■ Prompt
All of the records below need to be copied exactly.

++++

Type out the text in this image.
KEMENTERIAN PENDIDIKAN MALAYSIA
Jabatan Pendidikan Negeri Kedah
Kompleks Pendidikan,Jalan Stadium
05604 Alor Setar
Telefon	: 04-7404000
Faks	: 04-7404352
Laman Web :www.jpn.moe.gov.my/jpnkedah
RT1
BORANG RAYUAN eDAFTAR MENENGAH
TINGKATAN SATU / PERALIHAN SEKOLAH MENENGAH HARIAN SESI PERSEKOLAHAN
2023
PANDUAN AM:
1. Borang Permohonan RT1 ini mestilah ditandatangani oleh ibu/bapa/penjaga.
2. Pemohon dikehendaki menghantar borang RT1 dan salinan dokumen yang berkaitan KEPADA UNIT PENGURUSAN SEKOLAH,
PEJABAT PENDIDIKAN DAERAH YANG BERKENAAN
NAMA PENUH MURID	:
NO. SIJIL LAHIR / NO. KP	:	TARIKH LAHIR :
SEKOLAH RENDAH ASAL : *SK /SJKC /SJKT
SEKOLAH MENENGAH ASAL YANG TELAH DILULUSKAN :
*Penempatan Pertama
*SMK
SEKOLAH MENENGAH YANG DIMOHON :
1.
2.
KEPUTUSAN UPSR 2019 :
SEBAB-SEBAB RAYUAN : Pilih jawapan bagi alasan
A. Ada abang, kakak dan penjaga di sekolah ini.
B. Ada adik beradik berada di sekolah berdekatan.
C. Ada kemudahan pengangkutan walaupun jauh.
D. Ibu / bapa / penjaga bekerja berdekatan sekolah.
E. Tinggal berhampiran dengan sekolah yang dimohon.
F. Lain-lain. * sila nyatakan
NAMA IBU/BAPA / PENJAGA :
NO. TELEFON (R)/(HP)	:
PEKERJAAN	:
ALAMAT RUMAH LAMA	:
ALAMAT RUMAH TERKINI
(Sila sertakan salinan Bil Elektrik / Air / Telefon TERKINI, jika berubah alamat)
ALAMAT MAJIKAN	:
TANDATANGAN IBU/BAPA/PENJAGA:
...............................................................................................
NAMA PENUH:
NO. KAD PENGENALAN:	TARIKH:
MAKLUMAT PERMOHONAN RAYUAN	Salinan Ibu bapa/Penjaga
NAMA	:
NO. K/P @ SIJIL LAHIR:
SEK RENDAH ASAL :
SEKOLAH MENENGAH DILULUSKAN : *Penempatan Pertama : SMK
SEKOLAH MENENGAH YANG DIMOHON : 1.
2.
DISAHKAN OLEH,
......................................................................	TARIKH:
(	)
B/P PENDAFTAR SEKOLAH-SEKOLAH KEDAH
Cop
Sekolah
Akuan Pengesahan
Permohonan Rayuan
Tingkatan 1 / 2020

++++

■ The output
Type out the text in this image.
KEMENTERIAN PENDIDIKAN MALAYSIA
Jabatan Pendidikan Negeri Kedah
Kompleks Pendidikan,Jalan Stadium
05604 Alor Setar
Telefon	: 04-7404000
Faks	: 04-7404352
Laman Web :www.jpn.moe.gov.my/jpnkedah
RT1
BORANG RAYUAN eDAFTAR MENENGAH
TINGKATAN SATU / PERALIHAN SEKOLAH MENENGAH HARIAN SESI PERSEKOLAHAN
2023
PANDUAN AM:
1. Borang Permohonan RT1 ini mestilah ditandatangani oleh ibu/bapa/penjaga.
2. Pemohon dikehendaki menghantar borang RT1 dan salinan dokumen yang berkaitan KEPADA UNIT PENGURUSAN SEKOLAH,
PEJABAT PENDIDIKAN DAERAH YANG BERKENAAN
NAMA PENUH MURID	:
NO. SIJIL LAHIR / NO. KP	:	TARIKH LAHIR :
SEKOLAH RENDAH ASAL : *SK /SJKC /SJKT
SEKOLAH MENENGAH ASAL YANG TELAH DILULUSKAN :
*Penempatan Pertama
*SMK
SEKOLAH MENENGAH YANG DIMOHON :
1.
2.
KEPUTUSAN UPSR 2019 :
SEBAB-SEBAB RAYUAN : Pilih jawapan bagi alasan
A. Ada abang, kakak dan penjaga di sekolah ini.
B. Ada adik beradik berada di sekolah berdekatan.
C. Ada kemudahan pengangkutan walaupun jauh.
D. Ibu / bapa / penjaga bekerja berdekatan sekolah.
E. Tinggal berhampiran dengan sekolah yang dimohon.
F. Lain-lain. * sila nyatakan
NAMA IBU/BAPA / PENJAGA :
NO. TELEFON (R)/(HP)	:
PEKERJAAN	:
ALAMAT RUMAH LAMA	:
ALAMAT RUMAH TERKINI
(Sila sertakan salinan Bil Elektrik / Air / Telefon TERKINI, jika berubah alamat)
ALAMAT MAJIKAN	:
TANDATANGAN IBU/BAPA/PENJAGA:
...............................................................................................
NAMA PENUH:
NO. KAD PENGENALAN:	TARIKH:
MAKLUMAT PERMOHONAN RAYUAN	Salinan Ibu bapa/Penjaga
NAMA	:
NO. K/P @ SIJIL LAHIR:
SEK RENDAH ASAL :
SEKOLAH MENENGAH DILULUSKAN : *Penempatan Pertama : SMK
SEKOLAH MENENGAH YANG DIMOHON : 1.
2.
DISAHKAN OLEH,
......................................................................	TARIKH:
(	)
B/P PENDAFTAR SEKOLAH-SEKOLAH KEDAH
Cop
Sekolah
Akuan Pengesahan
Permohonan Rayuan
Tingkatan 1 / 2020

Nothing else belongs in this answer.